On Tuesday, 23 February 2021 at 22:55:53 UTC, H. S. Teoh wrote:
On Tue, Feb 23, 2021 at 10:24:50PM +0000, Mike Brown via Digitalmars-d-learn wrote:
Hi all,

Im porting some C++ code, which has a mess of a section that implements prime number type id's. I've had to smother it to death with test cases to get it reliable, I think metaprogramming that D provides is the better solution - Id rather not reimplement that C++ mess ideally.

Try something like this:

-----------------------------snip-----------------------------
import std;

int[] firstNPrimes(int n) {
        // FIXME: replace this with actual primes computation
        return [ 2, 3, 5, 7, 11, 13, 17, 19, 23, 29, 31 ];
}

string genEnum(string enumName, idents...)() {
        string code = "enum " ~ enumName ~ " {";
        auto primes = firstNPrimes(idents.length);
        foreach (i, ident; idents) {
                code ~= ident ~ " = " ~ primes[i].to!string ~ ", ";
        }
        code ~= "}";
        return code;
}

template PrimeEnum(idents...) {
        mixin(genEnum!("PrimeEnum", idents));
}

alias MyEnum = PrimeEnum!(
        "unknown", "newline", "identifier", "var", "user_defined",
);

void main() {
        writefln("%(%d\n%)", [
                MyEnum.unknown,
                MyEnum.newline,
                MyEnum.identifier,
                MyEnum.var,
                MyEnum.user_defined
        ]);
}
-----------------------------snip-----------------------------


You can substitute the body of firstNPrimes with any standard prime-generation algorithm. As long as it's not too heavyweight, you should be able to get it to compile without the compiler soaking up unreasonable amounts of memory. :-D If you find the compiler using up too much memory, try precomputing the list of primes beforehand and pasting it into firstNPrimes (so that the CTFE engine doesn't have to recompute it every time you compile).

Note that PrimeEnum can be used to generate any number of enums you wish to have prime values. Or if you replace the call to firstNPrimes with something else, you can generate enums whose identifiers map to any integer sequence of your choosing.


T

Hi T,

Thank you for the reply. Im struggling extending this to get the nesting working.

I'm trying something like:

string entry(string i, string[] inherit = []) {
        return i;
}

alias token_type2 = PrimeEnum!(
        entry("unknown"),
        entry("newline"),
        entry("identifier"),
        entry("var", ["identifier"]),
        entry("userDefined", ["identifier"])
);

Its worth noting that multiple inherited bases are needed too.

But I can't get those functions contexts linking, can I pass a function pointer as lazy into the PrimeEnum!() template?

Would it be easier to just parse the text at once into a single templating function?

ABOUT THIS TASK:
In the forum post, list the names passed to PrimeEnum in the line that defines MyEnum. Use only the forum post for this.

SOURCE MATERIAL:
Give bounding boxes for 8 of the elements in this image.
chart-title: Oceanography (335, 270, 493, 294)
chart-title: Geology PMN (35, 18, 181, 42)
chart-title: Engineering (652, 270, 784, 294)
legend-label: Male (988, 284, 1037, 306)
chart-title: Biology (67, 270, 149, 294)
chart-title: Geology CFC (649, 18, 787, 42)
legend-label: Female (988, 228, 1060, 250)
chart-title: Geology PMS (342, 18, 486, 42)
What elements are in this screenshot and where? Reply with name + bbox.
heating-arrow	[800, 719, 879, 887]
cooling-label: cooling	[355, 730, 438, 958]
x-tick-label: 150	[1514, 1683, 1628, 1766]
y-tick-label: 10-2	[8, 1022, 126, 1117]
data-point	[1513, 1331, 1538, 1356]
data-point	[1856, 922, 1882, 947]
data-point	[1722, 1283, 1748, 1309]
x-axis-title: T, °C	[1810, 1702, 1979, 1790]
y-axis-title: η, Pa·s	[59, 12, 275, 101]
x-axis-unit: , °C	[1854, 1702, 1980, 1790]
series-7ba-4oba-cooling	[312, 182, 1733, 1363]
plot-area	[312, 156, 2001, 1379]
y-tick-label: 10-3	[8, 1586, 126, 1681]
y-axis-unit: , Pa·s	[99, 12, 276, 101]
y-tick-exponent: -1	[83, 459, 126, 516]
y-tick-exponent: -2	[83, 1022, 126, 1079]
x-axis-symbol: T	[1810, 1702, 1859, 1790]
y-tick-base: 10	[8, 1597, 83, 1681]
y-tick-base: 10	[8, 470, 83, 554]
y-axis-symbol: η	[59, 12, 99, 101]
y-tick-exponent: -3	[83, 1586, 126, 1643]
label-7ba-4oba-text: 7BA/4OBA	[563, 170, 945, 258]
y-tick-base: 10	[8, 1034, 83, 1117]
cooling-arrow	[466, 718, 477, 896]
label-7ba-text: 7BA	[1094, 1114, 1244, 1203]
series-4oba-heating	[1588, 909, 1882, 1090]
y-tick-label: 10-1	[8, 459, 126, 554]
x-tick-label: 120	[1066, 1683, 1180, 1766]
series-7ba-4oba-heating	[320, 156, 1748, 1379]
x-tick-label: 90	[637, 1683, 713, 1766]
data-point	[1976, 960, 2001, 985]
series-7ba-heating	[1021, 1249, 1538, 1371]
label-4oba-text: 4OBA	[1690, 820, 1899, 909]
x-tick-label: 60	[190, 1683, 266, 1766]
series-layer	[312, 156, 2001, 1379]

RESULT:
unknown, newline, identifier, var, user_defined